▶ _Records for this exercise_:

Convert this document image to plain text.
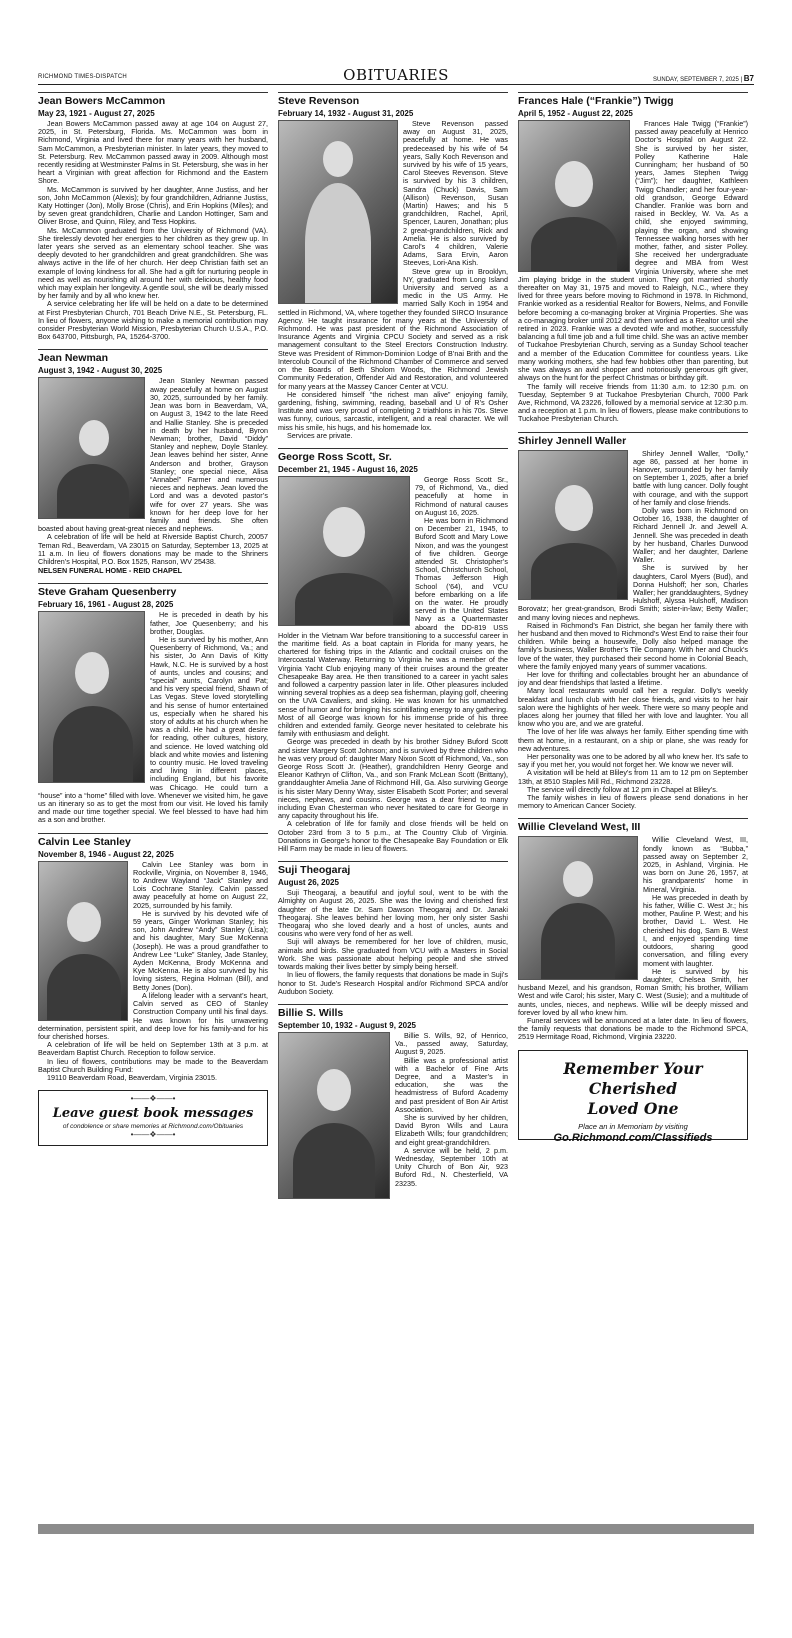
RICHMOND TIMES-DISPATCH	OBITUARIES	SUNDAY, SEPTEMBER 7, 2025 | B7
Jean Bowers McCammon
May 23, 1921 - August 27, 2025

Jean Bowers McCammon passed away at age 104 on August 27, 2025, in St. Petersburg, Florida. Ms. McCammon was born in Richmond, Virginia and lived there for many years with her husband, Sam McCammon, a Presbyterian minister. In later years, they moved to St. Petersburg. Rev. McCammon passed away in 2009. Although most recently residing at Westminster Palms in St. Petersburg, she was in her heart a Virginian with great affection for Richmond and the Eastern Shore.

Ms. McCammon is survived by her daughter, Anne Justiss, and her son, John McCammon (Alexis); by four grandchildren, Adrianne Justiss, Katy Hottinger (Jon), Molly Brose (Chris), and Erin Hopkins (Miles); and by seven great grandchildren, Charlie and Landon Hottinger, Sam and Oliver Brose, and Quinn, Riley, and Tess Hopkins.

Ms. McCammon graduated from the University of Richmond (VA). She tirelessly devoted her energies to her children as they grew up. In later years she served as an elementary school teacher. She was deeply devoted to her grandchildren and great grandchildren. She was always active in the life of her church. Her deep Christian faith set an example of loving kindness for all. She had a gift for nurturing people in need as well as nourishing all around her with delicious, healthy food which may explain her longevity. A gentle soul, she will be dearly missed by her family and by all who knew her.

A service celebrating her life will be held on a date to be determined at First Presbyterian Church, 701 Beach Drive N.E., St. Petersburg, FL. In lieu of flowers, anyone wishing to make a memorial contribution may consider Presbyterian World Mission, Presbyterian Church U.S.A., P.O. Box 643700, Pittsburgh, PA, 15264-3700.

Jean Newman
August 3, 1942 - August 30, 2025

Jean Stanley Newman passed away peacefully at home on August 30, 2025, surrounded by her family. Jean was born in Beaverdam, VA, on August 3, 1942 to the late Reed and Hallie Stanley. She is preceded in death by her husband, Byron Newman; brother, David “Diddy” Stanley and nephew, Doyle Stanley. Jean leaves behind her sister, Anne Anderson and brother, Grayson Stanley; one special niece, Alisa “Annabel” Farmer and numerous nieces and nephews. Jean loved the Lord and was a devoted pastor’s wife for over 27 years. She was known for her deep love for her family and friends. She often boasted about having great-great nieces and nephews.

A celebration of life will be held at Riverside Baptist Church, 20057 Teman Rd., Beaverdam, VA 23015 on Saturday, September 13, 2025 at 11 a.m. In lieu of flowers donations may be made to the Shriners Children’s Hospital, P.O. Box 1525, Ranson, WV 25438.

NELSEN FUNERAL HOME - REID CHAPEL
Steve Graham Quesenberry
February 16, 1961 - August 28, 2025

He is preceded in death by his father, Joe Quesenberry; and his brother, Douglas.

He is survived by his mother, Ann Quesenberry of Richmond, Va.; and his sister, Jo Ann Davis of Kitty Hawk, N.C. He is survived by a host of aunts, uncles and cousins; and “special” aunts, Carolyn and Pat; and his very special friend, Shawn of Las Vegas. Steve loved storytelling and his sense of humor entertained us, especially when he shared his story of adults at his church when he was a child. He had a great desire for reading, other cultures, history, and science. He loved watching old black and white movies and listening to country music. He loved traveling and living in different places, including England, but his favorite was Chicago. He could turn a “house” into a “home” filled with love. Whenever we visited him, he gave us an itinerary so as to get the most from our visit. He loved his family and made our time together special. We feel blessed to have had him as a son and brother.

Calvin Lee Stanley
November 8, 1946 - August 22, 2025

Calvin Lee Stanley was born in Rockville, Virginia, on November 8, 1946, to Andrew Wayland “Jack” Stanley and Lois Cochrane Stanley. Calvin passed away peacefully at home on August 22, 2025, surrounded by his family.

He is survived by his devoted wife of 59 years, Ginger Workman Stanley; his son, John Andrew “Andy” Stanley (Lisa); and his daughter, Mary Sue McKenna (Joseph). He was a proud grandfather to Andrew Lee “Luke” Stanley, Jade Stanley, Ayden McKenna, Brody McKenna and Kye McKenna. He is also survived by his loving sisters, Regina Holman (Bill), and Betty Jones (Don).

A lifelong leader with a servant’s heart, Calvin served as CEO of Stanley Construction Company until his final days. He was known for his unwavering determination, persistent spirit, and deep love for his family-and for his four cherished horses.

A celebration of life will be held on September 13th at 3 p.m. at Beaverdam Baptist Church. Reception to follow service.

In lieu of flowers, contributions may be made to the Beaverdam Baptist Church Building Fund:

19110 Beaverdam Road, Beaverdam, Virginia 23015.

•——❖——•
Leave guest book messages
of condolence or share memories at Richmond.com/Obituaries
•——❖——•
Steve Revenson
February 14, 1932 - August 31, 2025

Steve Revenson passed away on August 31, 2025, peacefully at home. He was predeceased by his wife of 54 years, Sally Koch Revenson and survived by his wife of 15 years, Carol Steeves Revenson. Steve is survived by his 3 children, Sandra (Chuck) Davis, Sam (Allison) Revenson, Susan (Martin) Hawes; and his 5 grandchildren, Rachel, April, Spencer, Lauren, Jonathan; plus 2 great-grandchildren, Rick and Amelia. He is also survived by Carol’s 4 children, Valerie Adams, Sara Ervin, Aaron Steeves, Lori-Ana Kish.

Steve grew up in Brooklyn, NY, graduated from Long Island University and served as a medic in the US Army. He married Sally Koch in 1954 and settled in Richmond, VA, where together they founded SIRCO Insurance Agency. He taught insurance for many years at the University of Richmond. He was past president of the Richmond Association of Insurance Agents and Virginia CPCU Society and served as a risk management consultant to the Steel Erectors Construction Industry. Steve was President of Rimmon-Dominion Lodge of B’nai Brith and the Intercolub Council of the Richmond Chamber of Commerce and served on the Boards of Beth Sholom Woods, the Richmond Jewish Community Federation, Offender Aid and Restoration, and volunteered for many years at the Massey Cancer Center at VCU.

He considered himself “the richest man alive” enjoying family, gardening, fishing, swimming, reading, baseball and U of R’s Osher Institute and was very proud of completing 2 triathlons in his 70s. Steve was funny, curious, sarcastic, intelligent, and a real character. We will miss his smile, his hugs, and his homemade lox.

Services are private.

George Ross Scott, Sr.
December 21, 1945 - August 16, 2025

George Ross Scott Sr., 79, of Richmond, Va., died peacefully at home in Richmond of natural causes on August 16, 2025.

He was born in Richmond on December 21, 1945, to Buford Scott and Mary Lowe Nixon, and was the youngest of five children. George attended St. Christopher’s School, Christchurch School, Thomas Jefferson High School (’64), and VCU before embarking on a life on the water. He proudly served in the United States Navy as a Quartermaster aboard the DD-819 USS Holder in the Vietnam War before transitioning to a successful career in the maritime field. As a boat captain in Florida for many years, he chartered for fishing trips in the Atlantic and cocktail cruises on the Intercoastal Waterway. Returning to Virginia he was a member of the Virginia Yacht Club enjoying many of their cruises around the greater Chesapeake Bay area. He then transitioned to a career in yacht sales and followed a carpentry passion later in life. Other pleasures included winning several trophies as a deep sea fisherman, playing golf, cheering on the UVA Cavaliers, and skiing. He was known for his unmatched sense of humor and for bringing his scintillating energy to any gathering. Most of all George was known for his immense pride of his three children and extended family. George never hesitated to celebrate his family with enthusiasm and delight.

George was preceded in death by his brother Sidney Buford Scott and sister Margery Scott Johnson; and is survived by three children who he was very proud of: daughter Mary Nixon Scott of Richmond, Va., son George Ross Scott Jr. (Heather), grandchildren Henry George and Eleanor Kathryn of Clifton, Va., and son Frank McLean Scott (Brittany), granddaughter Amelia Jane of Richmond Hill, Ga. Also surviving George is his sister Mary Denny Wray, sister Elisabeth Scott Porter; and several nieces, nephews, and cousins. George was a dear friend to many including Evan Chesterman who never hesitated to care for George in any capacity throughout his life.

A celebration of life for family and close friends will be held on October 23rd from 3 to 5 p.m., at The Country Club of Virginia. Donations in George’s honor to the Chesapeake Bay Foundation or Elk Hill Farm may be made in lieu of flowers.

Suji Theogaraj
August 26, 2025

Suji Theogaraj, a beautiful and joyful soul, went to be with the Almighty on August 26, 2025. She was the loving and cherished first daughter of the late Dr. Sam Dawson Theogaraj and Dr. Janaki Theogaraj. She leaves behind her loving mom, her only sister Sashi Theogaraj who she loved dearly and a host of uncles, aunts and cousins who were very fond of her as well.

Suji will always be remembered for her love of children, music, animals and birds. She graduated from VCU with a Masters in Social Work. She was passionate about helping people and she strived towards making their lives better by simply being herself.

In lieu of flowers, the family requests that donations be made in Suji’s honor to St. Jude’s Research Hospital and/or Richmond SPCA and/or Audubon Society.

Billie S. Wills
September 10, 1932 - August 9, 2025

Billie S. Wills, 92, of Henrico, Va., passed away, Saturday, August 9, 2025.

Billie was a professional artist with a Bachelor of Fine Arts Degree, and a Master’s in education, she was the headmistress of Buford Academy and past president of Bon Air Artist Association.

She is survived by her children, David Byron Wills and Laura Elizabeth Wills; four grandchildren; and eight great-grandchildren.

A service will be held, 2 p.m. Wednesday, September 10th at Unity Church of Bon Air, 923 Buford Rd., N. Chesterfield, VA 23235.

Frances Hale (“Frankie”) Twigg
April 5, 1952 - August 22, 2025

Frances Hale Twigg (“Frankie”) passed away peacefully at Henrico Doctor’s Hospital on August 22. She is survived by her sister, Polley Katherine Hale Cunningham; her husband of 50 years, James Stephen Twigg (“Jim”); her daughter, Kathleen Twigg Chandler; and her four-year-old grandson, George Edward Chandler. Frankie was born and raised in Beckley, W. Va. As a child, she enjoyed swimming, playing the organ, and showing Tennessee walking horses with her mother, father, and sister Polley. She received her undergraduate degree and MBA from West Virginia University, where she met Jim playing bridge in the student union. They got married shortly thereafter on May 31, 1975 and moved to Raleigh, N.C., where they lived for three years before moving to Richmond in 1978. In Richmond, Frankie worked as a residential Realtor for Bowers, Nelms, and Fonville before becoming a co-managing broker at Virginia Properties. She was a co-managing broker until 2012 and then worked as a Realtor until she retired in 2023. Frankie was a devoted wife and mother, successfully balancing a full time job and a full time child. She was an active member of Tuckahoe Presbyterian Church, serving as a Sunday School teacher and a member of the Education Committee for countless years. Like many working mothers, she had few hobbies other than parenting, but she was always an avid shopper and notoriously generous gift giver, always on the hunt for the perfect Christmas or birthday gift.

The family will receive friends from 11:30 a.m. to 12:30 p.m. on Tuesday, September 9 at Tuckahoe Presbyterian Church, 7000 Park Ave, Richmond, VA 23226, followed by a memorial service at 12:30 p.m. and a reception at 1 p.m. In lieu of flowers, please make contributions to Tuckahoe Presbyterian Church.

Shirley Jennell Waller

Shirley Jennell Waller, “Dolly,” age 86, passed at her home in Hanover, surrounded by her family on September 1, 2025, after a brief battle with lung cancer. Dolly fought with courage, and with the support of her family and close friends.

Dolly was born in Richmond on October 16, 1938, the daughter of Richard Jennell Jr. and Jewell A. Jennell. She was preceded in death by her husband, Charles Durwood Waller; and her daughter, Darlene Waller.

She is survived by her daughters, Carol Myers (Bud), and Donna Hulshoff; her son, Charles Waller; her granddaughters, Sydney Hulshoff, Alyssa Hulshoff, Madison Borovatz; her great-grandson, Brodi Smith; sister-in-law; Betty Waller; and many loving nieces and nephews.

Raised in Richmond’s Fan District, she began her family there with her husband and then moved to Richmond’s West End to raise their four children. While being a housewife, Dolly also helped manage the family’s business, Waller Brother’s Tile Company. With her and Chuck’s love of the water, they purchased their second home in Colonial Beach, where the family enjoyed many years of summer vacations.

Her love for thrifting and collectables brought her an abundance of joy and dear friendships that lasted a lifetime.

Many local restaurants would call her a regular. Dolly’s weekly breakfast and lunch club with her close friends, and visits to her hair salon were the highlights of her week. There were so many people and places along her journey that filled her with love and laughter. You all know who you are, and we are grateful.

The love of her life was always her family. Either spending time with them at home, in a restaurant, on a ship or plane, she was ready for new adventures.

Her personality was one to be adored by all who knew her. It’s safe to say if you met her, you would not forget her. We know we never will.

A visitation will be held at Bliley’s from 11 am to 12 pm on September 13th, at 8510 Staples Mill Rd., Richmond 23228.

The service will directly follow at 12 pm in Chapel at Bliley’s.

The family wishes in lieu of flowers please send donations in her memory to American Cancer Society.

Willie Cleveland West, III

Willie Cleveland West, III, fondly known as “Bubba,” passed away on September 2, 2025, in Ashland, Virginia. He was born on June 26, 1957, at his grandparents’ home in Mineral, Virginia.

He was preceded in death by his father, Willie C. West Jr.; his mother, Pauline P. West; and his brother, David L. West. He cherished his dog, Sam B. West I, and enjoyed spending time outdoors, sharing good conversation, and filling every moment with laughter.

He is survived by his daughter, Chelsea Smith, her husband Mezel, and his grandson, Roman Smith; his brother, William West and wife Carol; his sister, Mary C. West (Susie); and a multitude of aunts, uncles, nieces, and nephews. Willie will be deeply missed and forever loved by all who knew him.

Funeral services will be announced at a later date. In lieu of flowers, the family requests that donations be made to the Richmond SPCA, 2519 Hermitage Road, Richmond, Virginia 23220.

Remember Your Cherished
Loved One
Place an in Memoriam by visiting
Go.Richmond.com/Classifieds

▶ _Short problem_: Pull out all lines from the entries above in which the word "special" appears.

▶ _Answer to this task_:
Jean Stanley Newman passed away peacefully at home on August 30, 2025, surrounded by her family. Jean was born in Beaverdam, VA, on August 3, 1942 to the late Reed and Hallie Stanley. She is preceded in death by her husband, Byron Newman; brother, David “Diddy” Stanley and nephew, Doyle Stanley. Jean leaves behind her sister, Anne Anderson and brother, Grayson Stanley; one special niece, Alisa “Annabel” Farmer and numerous nieces and nephews. Jean loved the Lord and was a devoted pastor’s wife for over 27 years. She was known for her deep love for her family and friends. She often boasted about having great-great nieces and nephews.
He is survived by his mother, Ann Quesenberry of Richmond, Va.; and his sister, Jo Ann Davis of Kitty Hawk, N.C. He is survived by a host of aunts, uncles and cousins; and “special” aunts, Carolyn and Pat; and his very special friend, Shawn of Las Vegas. Steve loved storytelling and his sense of humor entertained us, especially when he shared his story of adults at his church when he was a child. He had a great desire for reading, other cultures, history, and science. He loved watching old black and white movies and listening to country music. He loved traveling and living in different places, including England, but his favorite was Chicago. He could turn a “house” into a “home” filled with love. Whenever we visited him, he gave us an itinerary so as to get the most from our visit. He loved his family and made our time together special. We feel blessed to have had him as a son and brother.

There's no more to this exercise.